** Start **

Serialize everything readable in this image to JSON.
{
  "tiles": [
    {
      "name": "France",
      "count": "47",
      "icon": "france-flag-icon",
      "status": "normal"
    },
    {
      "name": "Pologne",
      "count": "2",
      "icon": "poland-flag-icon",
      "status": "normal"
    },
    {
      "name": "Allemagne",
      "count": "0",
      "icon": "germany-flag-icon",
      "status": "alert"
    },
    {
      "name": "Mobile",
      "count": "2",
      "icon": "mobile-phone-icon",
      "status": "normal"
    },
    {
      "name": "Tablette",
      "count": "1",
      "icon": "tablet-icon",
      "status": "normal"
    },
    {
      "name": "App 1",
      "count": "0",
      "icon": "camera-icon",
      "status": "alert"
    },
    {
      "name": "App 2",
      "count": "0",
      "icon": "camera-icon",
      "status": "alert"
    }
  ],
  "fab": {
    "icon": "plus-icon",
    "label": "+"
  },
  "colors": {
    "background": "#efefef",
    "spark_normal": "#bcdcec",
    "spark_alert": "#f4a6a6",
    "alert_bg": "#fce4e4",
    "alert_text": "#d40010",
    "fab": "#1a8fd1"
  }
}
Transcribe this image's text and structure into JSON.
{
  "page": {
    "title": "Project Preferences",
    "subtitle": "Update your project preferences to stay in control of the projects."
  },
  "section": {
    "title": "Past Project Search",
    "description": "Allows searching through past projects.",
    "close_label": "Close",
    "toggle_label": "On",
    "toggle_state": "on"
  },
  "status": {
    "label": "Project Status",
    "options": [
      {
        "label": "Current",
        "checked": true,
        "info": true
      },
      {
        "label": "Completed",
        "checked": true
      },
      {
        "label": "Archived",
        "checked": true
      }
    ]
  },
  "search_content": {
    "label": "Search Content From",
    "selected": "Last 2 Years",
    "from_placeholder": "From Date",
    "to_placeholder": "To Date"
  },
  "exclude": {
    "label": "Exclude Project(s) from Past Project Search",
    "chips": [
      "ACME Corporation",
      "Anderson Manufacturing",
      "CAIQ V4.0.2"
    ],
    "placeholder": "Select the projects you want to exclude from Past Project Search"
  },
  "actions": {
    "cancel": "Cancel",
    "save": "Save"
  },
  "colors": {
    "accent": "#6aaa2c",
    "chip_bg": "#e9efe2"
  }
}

** End **

▶ _EXERCISE PROMPT_
Of the lines above, copy each that contains "name".

▶ _RESULT OF THIS EXERCISE_
      "name": "France",
      "name": "Pologne",
      "name": "Allemagne",
      "name": "Mobile",
      "name": "Tablette",
      "name": "App 1",
      "name": "App 2",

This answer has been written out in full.